OBJECTIVE
Word for word, copy all the data and drop the pictures.

=== STORED RECORDS ===

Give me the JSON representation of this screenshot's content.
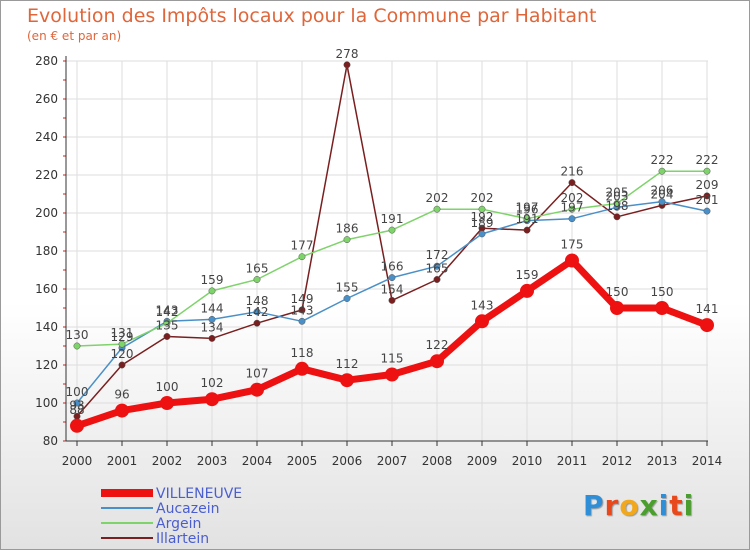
{
  "header": {
    "title": "Evolution des Impôts locaux pour la Commune par Habitant",
    "subtitle": "(en € et par an)"
  },
  "logo": {
    "text": "Proxiti",
    "letters": [
      "P",
      "r",
      "o",
      "x",
      "i",
      "t",
      "i"
    ],
    "colors": [
      "#2e8fd8",
      "#e8491c",
      "#f2a81d",
      "#4a9e2e",
      "#2e8fd8",
      "#e8491c",
      "#4a9e2e"
    ]
  },
  "chart_data": {
    "type": "line",
    "title": "Evolution des Impôts locaux pour la Commune par Habitant",
    "subtitle": "(en € et par an)",
    "xlabel": "",
    "ylabel": "",
    "x": [
      2000,
      2001,
      2002,
      2003,
      2004,
      2005,
      2006,
      2007,
      2008,
      2009,
      2010,
      2011,
      2012,
      2013,
      2014
    ],
    "ylim": [
      80,
      280
    ],
    "yticks": [
      80,
      100,
      120,
      140,
      160,
      180,
      200,
      220,
      240,
      260,
      280
    ],
    "grid": true,
    "legend_position": "bottom-left",
    "series": [
      {
        "name": "Illartein",
        "color": "#7a1f1f",
        "values": [
          93,
          120,
          135,
          134,
          142,
          149,
          278,
          154,
          165,
          192,
          191,
          216,
          198,
          204,
          209
        ],
        "labels": [
          "93",
          "120",
          "135",
          "134",
          "142",
          "149",
          "278",
          "154",
          "165",
          "192",
          "191",
          "216",
          "198",
          "204",
          "209"
        ]
      },
      {
        "name": "Aucazein",
        "color": "#4a90c8",
        "values": [
          100,
          129,
          143,
          144,
          148,
          143,
          155,
          166,
          172,
          189,
          196,
          197,
          203,
          206,
          201
        ],
        "labels": [
          "100",
          "129",
          "143",
          "144",
          "148",
          "143",
          "155",
          "166",
          "172",
          "189",
          "196",
          "197",
          "203",
          "206",
          "201"
        ]
      },
      {
        "name": "Argein",
        "color": "#7ed36a",
        "values": [
          130,
          131,
          142,
          159,
          165,
          177,
          186,
          191,
          202,
          202,
          197,
          202,
          205,
          222,
          222
        ],
        "labels": [
          "130",
          "131",
          "142",
          "159",
          "165",
          "177",
          "186",
          "191",
          "202",
          "202",
          "197",
          "202",
          "205",
          "222",
          "222"
        ]
      },
      {
        "name": "VILLENEUVE",
        "color": "#ee1111",
        "values": [
          88,
          96,
          100,
          102,
          107,
          118,
          112,
          115,
          122,
          143,
          159,
          175,
          150,
          150,
          141
        ],
        "labels": [
          "88",
          "96",
          "100",
          "102",
          "107",
          "118",
          "112",
          "115",
          "122",
          "143",
          "159",
          "175",
          "150",
          "150",
          "141"
        ]
      }
    ]
  }
}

===

WRITTEN RESPONSE
Give me the JSON representation of this screenshot's content.
{
  "header": {
    "title": "Evolution des Impôts locaux pour la Commune par Habitant",
    "subtitle": "(en € et par an)"
  },
  "logo": {
    "text": "Proxiti",
    "letters": [
      "P",
      "r",
      "o",
      "x",
      "i",
      "t",
      "i"
    ],
    "colors": [
      "#2e8fd8",
      "#e8491c",
      "#f2a81d",
      "#4a9e2e",
      "#2e8fd8",
      "#e8491c",
      "#4a9e2e"
    ]
  },
  "chart_data": {
    "type": "line",
    "title": "Evolution des Impôts locaux pour la Commune par Habitant",
    "subtitle": "(en € et par an)",
    "xlabel": "",
    "ylabel": "",
    "x": [
      2000,
      2001,
      2002,
      2003,
      2004,
      2005,
      2006,
      2007,
      2008,
      2009,
      2010,
      2011,
      2012,
      2013,
      2014
    ],
    "ylim": [
      80,
      280
    ],
    "yticks": [
      80,
      100,
      120,
      140,
      160,
      180,
      200,
      220,
      240,
      260,
      280
    ],
    "grid": true,
    "legend_position": "bottom-left",
    "series": [
      {
        "name": "Illartein",
        "color": "#7a1f1f",
        "values": [
          93,
          120,
          135,
          134,
          142,
          149,
          278,
          154,
          165,
          192,
          191,
          216,
          198,
          204,
          209
        ],
        "labels": [
          "93",
          "120",
          "135",
          "134",
          "142",
          "149",
          "278",
          "154",
          "165",
          "192",
          "191",
          "216",
          "198",
          "204",
          "209"
        ]
      },
      {
        "name": "Aucazein",
        "color": "#4a90c8",
        "values": [
          100,
          129,
          143,
          144,
          148,
          143,
          155,
          166,
          172,
          189,
          196,
          197,
          203,
          206,
          201
        ],
        "labels": [
          "100",
          "129",
          "143",
          "144",
          "148",
          "143",
          "155",
          "166",
          "172",
          "189",
          "196",
          "197",
          "203",
          "206",
          "201"
        ]
      },
      {
        "name": "Argein",
        "color": "#7ed36a",
        "values": [
          130,
          131,
          142,
          159,
          165,
          177,
          186,
          191,
          202,
          202,
          197,
          202,
          205,
          222,
          222
        ],
        "labels": [
          "130",
          "131",
          "142",
          "159",
          "165",
          "177",
          "186",
          "191",
          "202",
          "202",
          "197",
          "202",
          "205",
          "222",
          "222"
        ]
      },
      {
        "name": "VILLENEUVE",
        "color": "#ee1111",
        "values": [
          88,
          96,
          100,
          102,
          107,
          118,
          112,
          115,
          122,
          143,
          159,
          175,
          150,
          150,
          141
        ],
        "labels": [
          "88",
          "96",
          "100",
          "102",
          "107",
          "118",
          "112",
          "115",
          "122",
          "143",
          "159",
          "175",
          "150",
          "150",
          "141"
        ]
      }
    ]
  }
}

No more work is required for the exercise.